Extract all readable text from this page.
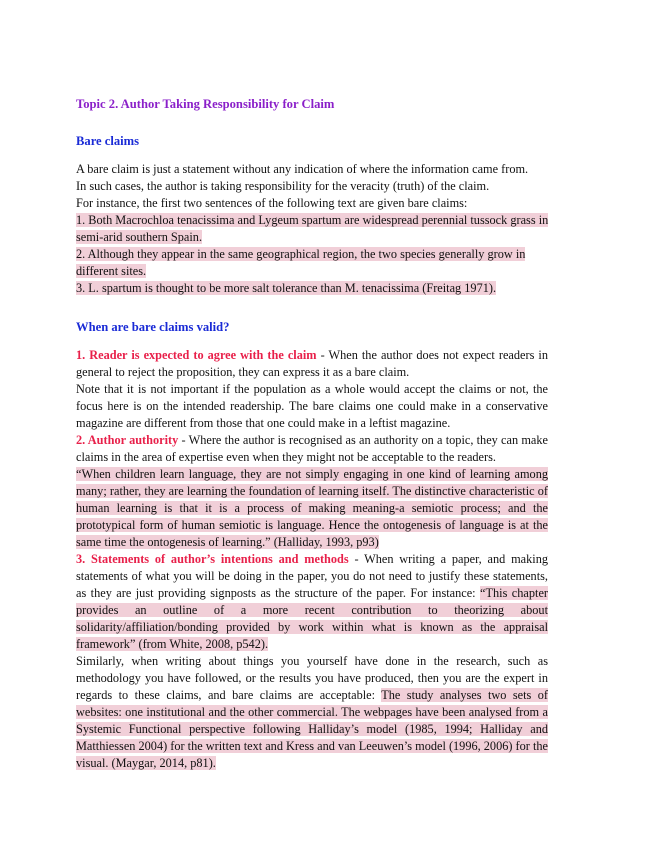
Topic 2. Author Taking Responsibility for Claim
Bare claims

A bare claim is just a statement without any indication of where the information came from.

In such cases, the author is taking responsibility for the veracity (truth) of the claim.

For instance, the first two sentences of the following text are given bare claims:

1. Both Macrochloa tenacissima and Lygeum spartum are widespread perennial tussock grass in

semi-arid southern Spain.

2. Although they appear in the same geographical region, the two species generally grow in

different sites.

3. L. spartum is thought to be more salt tolerance than M. tenacissima (Freitag 1971).

When are bare claims valid?

1. Reader is expected to agree with the claim - When the author does not expect readers in general to reject the proposition, they can express it as a bare claim.

Note that it is not important if the population as a whole would accept the claims or not, the focus here is on the intended readership. The bare claims one could make in a conservative magazine are different from those that one could make in a leftist magazine.

2. Author authority - Where the author is recognised as an authority on a topic, they can make claims in the area of expertise even when they might not be acceptable to the readers.

“When children learn language, they are not simply engaging in one kind of learning among many; rather, they are learning the foundation of learning itself. The distinctive characteristic of human learning is that it is a process of making meaning-a semiotic process; and the prototypical form of human semiotic is language. Hence the ontogenesis of language is at the same time the ontogenesis of learning.” (Halliday, 1993, p93)

3. Statements of author’s intentions and methods - When writing a paper, and making statements of what you will be doing in the paper, you do not need to justify these statements, as they are just providing signposts as the structure of the paper. For instance: “This chapter provides an outline of a more recent contribution to theorizing about solidarity/affiliation/bonding provided by work within what is known as the appraisal framework” (from White, 2008, p542).

Similarly, when writing about things you yourself have done in the research, such as methodology you have followed, or the results you have produced, then you are the expert in regards to these claims, and bare claims are acceptable: The study analyses two sets of websites: one institutional and the other commercial. The webpages have been analysed from a Systemic Functional perspective following Halliday’s model (1985, 1994; Halliday and Matthiessen 2004) for the written text and Kress and van Leeuwen’s model (1996, 2006) for the visual. (Maygar, 2014, p81).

::::::::

### YOUR GOAL:
Word for word, return the material above; the pictures stay out.

### RESPONSE BELOW:
Extract all readable text from this page.
Topic 2. Author Taking Responsibility for Claim
Bare claims

A bare claim is just a statement without any indication of where the information came from.

In such cases, the author is taking responsibility for the veracity (truth) of the claim.

For instance, the first two sentences of the following text are given bare claims:

1. Both Macrochloa tenacissima and Lygeum spartum are widespread perennial tussock grass in

semi-arid southern Spain.

2. Although they appear in the same geographical region, the two species generally grow in

different sites.

3. L. spartum is thought to be more salt tolerance than M. tenacissima (Freitag 1971).

When are bare claims valid?

1. Reader is expected to agree with the claim - When the author does not expect readers in general to reject the proposition, they can express it as a bare claim.

Note that it is not important if the population as a whole would accept the claims or not, the focus here is on the intended readership. The bare claims one could make in a conservative magazine are different from those that one could make in a leftist magazine.

2. Author authority - Where the author is recognised as an authority on a topic, they can make claims in the area of expertise even when they might not be acceptable to the readers.

“When children learn language, they are not simply engaging in one kind of learning among many; rather, they are learning the foundation of learning itself. The distinctive characteristic of human learning is that it is a process of making meaning-a semiotic process; and the prototypical form of human semiotic is language. Hence the ontogenesis of language is at the same time the ontogenesis of learning.” (Halliday, 1993, p93)

3. Statements of author’s intentions and methods - When writing a paper, and making statements of what you will be doing in the paper, you do not need to justify these statements, as they are just providing signposts as the structure of the paper. For instance: “This chapter provides an outline of a more recent contribution to theorizing about solidarity/affiliation/bonding provided by work within what is known as the appraisal framework” (from White, 2008, p542).

Similarly, when writing about things you yourself have done in the research, such as methodology you have followed, or the results you have produced, then you are the expert in regards to these claims, and bare claims are acceptable: The study analyses two sets of websites: one institutional and the other commercial. The webpages have been analysed from a Systemic Functional perspective following Halliday’s model (1985, 1994; Halliday and Matthiessen 2004) for the written text and Kress and van Leeuwen’s model (1996, 2006) for the visual. (Maygar, 2014, p81).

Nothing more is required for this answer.